→ **Exercise requirements**
Return each line of the records holding the string "قتيبة".

→ **Data rows**
------------

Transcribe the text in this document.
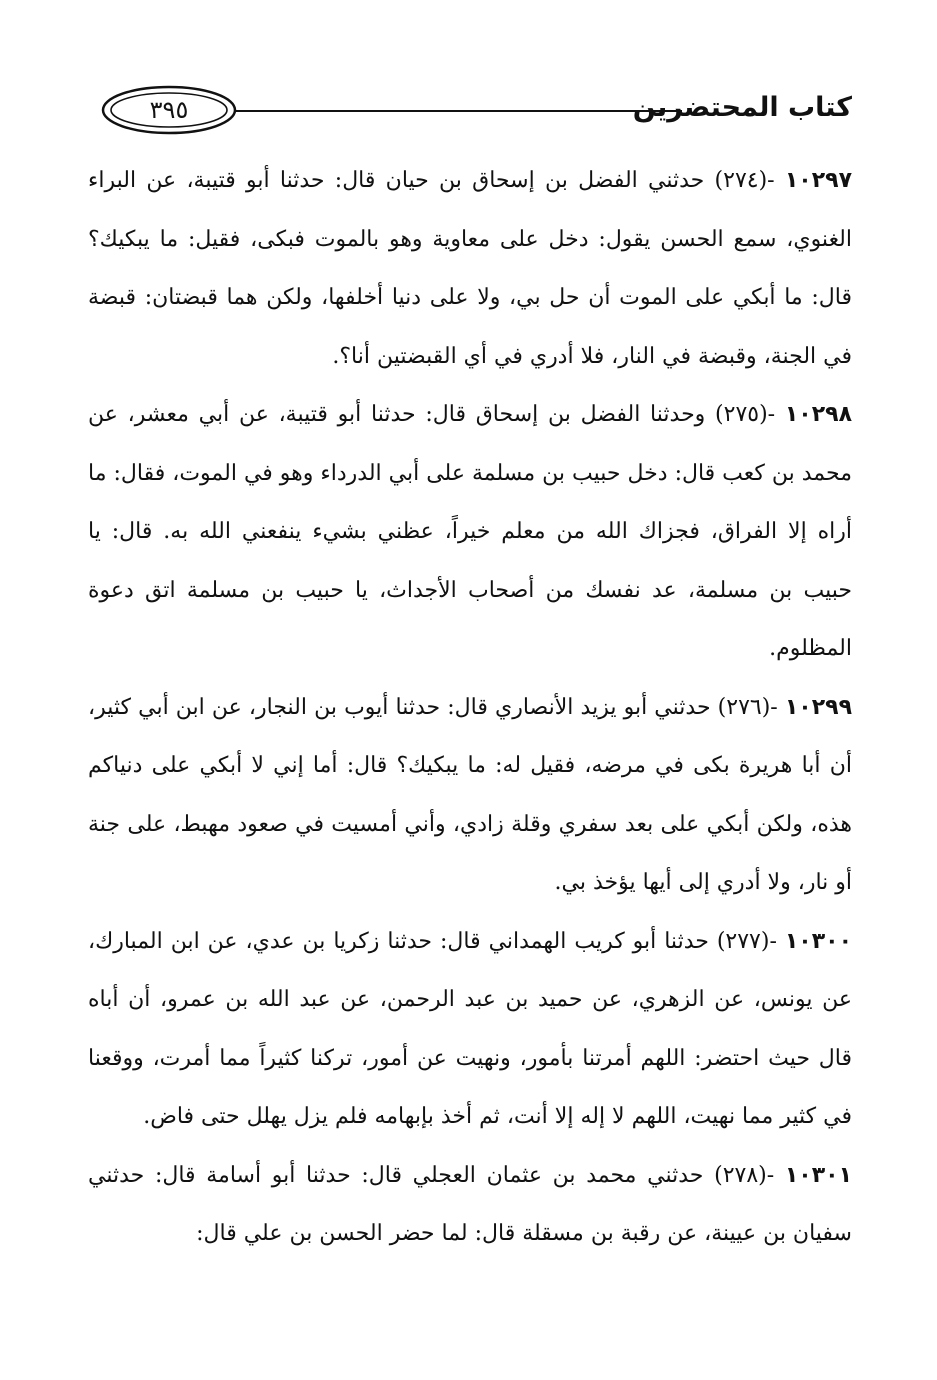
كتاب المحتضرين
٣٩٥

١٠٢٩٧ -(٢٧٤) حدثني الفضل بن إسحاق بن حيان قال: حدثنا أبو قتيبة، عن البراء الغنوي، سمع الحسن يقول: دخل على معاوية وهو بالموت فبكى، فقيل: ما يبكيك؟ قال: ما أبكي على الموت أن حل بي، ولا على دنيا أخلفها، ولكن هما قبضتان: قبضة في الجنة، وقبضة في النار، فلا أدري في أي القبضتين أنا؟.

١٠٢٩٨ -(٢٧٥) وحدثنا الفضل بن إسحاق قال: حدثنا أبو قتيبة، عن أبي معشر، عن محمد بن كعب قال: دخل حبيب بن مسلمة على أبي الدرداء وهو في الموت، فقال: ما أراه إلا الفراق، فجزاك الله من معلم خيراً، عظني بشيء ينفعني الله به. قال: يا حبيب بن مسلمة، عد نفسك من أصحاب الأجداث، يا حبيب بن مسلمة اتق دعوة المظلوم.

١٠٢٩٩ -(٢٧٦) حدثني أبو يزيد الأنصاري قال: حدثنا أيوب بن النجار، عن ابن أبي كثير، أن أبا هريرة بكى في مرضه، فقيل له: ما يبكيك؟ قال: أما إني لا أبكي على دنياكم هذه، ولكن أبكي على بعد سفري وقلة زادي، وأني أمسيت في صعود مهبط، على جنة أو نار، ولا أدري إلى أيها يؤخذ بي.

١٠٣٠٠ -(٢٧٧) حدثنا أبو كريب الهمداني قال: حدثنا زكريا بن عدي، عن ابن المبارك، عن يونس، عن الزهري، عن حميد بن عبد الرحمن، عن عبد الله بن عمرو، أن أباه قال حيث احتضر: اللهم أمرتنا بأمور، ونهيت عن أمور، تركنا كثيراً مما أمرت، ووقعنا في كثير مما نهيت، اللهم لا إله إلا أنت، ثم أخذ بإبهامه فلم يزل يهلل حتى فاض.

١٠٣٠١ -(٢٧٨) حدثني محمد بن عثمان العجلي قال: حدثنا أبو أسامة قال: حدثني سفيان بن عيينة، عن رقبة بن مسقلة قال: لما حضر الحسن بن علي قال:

------------

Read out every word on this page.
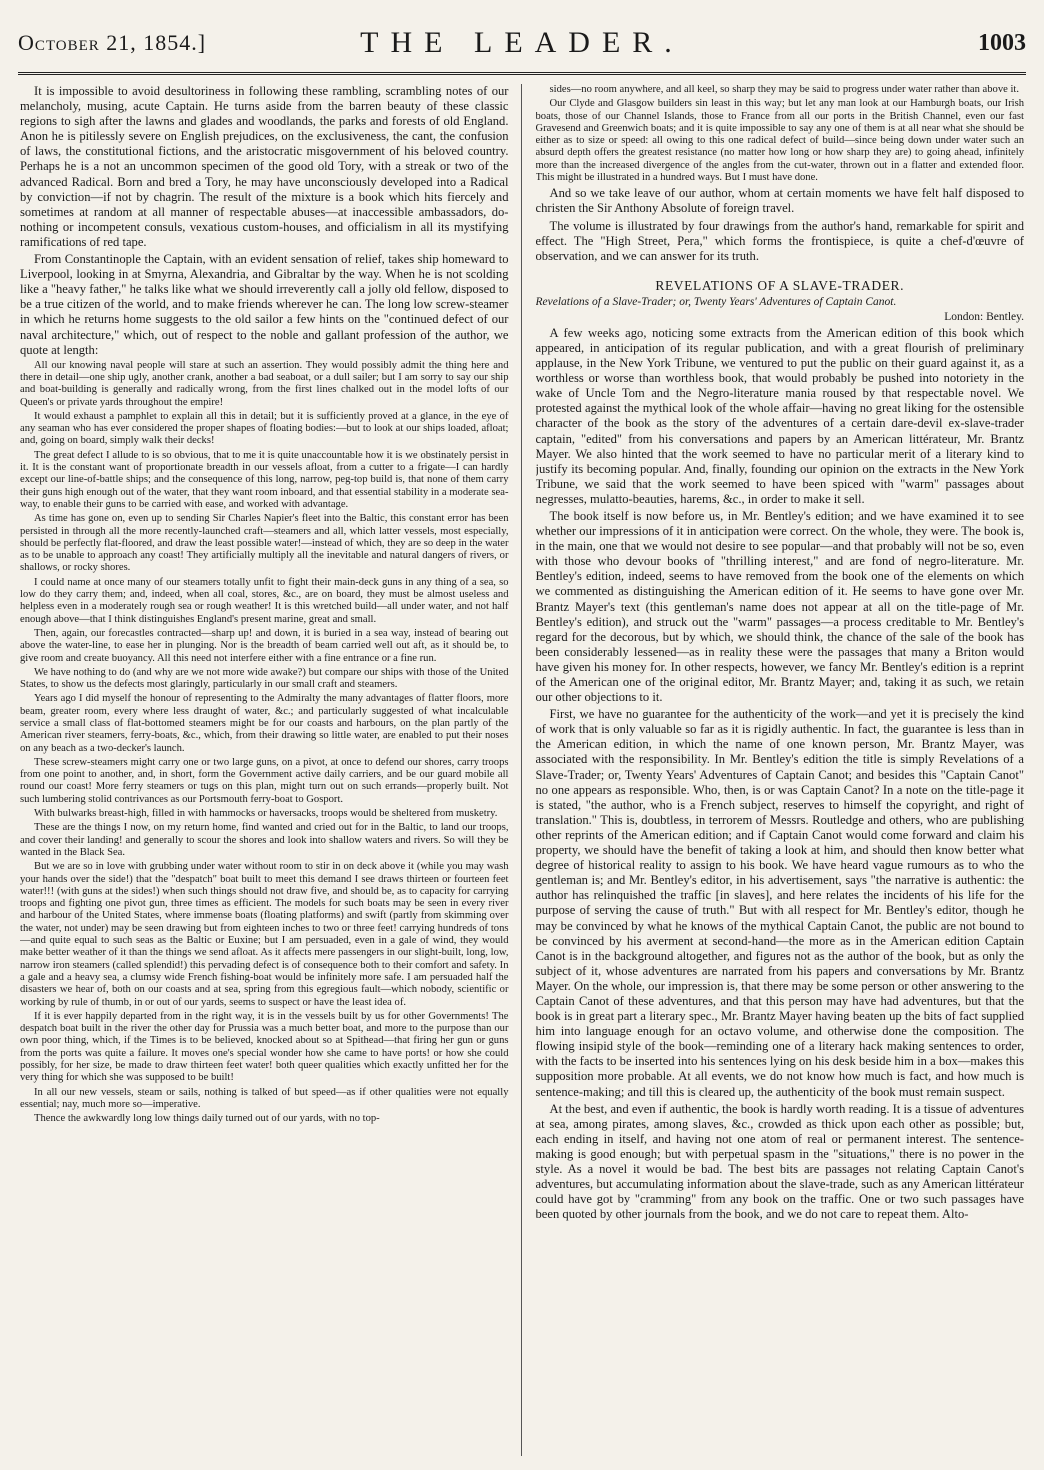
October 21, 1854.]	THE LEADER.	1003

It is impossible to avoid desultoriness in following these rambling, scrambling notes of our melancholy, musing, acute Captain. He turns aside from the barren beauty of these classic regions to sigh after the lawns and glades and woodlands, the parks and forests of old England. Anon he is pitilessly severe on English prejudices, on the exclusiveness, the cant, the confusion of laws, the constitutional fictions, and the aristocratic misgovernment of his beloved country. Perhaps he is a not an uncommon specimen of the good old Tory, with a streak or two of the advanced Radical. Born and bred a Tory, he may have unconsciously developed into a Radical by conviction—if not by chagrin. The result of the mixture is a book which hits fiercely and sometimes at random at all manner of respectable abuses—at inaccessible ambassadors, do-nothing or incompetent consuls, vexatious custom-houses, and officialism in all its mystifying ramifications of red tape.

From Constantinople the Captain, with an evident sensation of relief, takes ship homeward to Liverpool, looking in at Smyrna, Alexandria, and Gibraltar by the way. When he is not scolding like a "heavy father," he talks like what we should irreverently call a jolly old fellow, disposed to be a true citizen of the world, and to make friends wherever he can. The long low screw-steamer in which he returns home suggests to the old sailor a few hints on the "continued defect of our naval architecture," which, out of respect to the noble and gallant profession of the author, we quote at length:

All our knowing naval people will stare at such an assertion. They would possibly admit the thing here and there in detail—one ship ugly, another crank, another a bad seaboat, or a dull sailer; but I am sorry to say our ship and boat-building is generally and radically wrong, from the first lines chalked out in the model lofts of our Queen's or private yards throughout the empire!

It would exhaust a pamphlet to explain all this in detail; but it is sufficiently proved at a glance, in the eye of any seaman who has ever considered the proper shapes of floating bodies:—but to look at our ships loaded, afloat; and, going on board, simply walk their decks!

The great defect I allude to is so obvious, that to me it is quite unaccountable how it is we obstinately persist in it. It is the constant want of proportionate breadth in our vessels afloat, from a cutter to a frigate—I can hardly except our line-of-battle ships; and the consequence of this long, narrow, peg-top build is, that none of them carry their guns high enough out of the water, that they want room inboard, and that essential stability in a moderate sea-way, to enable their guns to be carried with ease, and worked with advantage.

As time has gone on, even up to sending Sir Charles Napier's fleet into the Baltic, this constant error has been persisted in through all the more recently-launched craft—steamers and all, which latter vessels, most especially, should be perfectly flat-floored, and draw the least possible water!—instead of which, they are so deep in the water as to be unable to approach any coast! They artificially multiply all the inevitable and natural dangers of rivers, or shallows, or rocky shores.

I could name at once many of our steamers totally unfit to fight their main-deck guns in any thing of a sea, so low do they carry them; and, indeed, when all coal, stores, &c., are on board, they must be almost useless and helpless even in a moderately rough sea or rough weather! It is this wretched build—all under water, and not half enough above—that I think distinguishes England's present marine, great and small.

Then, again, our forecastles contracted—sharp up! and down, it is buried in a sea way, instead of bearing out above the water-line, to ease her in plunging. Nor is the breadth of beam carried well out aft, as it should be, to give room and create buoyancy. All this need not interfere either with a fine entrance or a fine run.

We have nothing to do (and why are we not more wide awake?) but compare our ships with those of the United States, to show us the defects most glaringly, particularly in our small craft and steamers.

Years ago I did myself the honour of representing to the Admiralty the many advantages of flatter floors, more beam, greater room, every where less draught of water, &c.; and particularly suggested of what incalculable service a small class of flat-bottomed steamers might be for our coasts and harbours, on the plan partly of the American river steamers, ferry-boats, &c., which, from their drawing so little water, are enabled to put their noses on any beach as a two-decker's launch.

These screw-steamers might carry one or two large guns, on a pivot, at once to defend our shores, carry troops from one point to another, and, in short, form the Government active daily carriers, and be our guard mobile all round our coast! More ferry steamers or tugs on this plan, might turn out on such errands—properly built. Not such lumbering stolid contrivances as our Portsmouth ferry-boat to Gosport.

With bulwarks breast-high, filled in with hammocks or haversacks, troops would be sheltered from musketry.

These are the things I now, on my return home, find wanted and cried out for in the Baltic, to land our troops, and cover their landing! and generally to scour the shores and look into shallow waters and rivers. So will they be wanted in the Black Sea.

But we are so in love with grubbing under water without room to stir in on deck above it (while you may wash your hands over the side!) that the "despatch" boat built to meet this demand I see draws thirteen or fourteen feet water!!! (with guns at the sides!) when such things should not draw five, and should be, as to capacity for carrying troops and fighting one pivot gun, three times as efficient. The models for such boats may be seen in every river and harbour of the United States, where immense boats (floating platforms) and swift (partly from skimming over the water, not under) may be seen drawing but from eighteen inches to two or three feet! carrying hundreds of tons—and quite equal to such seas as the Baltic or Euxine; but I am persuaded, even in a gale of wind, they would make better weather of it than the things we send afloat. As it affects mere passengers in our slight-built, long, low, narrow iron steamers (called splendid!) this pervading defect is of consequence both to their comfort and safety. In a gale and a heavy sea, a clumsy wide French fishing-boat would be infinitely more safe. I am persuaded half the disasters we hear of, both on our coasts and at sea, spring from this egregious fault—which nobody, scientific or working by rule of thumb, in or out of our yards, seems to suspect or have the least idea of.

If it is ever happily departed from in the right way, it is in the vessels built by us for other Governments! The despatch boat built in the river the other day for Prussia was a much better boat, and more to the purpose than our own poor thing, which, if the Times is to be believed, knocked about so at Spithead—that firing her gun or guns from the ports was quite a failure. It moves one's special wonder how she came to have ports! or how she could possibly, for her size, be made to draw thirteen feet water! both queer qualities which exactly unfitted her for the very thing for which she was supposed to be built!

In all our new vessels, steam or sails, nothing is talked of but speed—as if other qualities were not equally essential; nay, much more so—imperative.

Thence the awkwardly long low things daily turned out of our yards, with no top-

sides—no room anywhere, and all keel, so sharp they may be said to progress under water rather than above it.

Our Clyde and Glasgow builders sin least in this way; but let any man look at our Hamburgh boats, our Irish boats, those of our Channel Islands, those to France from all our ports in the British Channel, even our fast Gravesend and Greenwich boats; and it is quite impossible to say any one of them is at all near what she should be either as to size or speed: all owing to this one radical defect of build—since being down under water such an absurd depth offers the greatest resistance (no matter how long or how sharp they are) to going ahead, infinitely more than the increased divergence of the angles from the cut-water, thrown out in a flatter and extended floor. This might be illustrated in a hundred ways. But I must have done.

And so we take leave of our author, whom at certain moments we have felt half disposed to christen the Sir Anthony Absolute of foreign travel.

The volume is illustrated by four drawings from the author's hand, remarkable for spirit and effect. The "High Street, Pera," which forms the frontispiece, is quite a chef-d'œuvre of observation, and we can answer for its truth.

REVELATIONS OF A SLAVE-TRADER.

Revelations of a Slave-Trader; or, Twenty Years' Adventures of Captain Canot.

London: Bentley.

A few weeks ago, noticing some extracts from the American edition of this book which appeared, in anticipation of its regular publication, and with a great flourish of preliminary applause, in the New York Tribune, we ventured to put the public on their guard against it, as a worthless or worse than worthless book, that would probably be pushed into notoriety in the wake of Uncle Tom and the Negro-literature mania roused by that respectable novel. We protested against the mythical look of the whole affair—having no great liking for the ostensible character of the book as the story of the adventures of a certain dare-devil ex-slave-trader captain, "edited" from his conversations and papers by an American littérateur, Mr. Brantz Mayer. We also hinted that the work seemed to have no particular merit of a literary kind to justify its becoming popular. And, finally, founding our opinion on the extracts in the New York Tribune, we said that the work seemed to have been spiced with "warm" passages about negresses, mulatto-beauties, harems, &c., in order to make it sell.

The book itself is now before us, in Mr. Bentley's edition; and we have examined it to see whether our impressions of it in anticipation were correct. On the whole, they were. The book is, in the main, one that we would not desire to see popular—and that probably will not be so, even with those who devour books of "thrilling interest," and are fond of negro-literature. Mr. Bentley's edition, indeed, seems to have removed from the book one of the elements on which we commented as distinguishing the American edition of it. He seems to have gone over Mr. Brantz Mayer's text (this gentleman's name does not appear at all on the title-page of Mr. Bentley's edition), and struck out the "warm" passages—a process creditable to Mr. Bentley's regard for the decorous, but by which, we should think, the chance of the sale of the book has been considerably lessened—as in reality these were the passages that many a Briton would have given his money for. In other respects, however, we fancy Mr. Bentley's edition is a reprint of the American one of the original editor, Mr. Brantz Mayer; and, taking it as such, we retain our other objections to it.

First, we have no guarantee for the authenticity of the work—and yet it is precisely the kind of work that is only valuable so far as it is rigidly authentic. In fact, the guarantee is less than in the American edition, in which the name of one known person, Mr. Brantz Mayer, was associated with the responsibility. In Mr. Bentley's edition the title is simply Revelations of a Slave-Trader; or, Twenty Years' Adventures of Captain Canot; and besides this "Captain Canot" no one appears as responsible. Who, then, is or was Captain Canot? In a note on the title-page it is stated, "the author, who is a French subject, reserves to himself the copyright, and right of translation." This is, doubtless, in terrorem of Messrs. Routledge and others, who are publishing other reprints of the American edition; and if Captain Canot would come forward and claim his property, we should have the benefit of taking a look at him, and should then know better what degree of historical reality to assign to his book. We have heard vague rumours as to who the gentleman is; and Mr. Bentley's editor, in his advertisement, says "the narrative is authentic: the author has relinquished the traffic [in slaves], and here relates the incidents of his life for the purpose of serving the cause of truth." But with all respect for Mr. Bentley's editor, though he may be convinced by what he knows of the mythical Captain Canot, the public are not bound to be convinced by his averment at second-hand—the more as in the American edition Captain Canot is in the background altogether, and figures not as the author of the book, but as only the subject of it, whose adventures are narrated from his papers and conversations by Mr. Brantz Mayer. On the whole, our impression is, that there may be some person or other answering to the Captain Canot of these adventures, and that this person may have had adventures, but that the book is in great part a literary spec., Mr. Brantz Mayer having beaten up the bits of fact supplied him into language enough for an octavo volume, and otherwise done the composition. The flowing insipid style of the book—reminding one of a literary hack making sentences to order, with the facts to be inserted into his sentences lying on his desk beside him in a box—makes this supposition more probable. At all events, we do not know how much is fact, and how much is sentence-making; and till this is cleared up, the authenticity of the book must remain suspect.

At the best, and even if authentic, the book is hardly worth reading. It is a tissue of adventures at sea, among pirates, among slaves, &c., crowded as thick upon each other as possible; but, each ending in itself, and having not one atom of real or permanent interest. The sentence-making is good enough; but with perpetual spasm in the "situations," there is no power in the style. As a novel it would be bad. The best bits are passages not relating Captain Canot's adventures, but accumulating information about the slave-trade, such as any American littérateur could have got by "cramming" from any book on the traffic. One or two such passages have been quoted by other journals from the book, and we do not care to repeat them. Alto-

------------

→ **Exercise response**
١٠٢٩٧ -(٢٧٤) حدثني الفضل بن إسحاق بن حيان قال: حدثنا أبو قتيبة، عن البراء الغنوي، سمع الحسن يقول: دخل على معاوية وهو بالموت فبكى، فقيل: ما يبكيك؟ قال: ما أبكي على الموت أن حل بي، ولا على دنيا أخلفها، ولكن هما قبضتان: قبضة في الجنة، وقبضة في النار، فلا أدري في أي القبضتين أنا؟.
١٠٢٩٨ -(٢٧٥) وحدثنا الفضل بن إسحاق قال: حدثنا أبو قتيبة، عن أبي معشر، عن محمد بن كعب قال: دخل حبيب بن مسلمة على أبي الدرداء وهو في الموت، فقال: ما أراه إلا الفراق، فجزاك الله من معلم خيراً، عظني بشيء ينفعني الله به. قال: يا حبيب بن مسلمة، عد نفسك من أصحاب الأجداث، يا حبيب بن مسلمة اتق دعوة المظلوم.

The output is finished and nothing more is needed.